Write the data below out exactly as it stands. Do not include the pictures.
━━━ Exercise input ━━━
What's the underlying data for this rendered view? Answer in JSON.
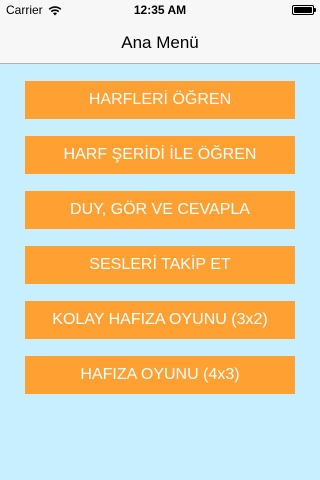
{
  "status_bar": {
    "carrier": "Carrier",
    "time": "12:35 AM"
  },
  "nav": {
    "title": "Ana Menü"
  },
  "menu": [
    {
      "label": "HARFLERİ ÖĞREN"
    },
    {
      "label": "HARF ŞERİDİ İLE ÖĞREN"
    },
    {
      "label": "DUY, GÖR VE CEVAPLA"
    },
    {
      "label": "SESLERİ TAKİP ET"
    },
    {
      "label": "KOLAY HAFIZA OYUNU (3x2)"
    },
    {
      "label": "HAFIZA OYUNU (4x3)"
    }
  ],
  "colors": {
    "background": "#c8efff",
    "button": "#ffa033",
    "button_text": "#ffffff"
  }
}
━━━
● **Task answer**:
What's the underlying data for this rendered view? Answer in JSON.
{
  "status_bar": {
    "carrier": "Carrier",
    "time": "12:35 AM"
  },
  "nav": {
    "title": "Ana Menü"
  },
  "menu": [
    {
      "label": "HARFLERİ ÖĞREN"
    },
    {
      "label": "HARF ŞERİDİ İLE ÖĞREN"
    },
    {
      "label": "DUY, GÖR VE CEVAPLA"
    },
    {
      "label": "SESLERİ TAKİP ET"
    },
    {
      "label": "KOLAY HAFIZA OYUNU (3x2)"
    },
    {
      "label": "HAFIZA OYUNU (4x3)"
    }
  ],
  "colors": {
    "background": "#c8efff",
    "button": "#ffa033",
    "button_text": "#ffffff"
  }
}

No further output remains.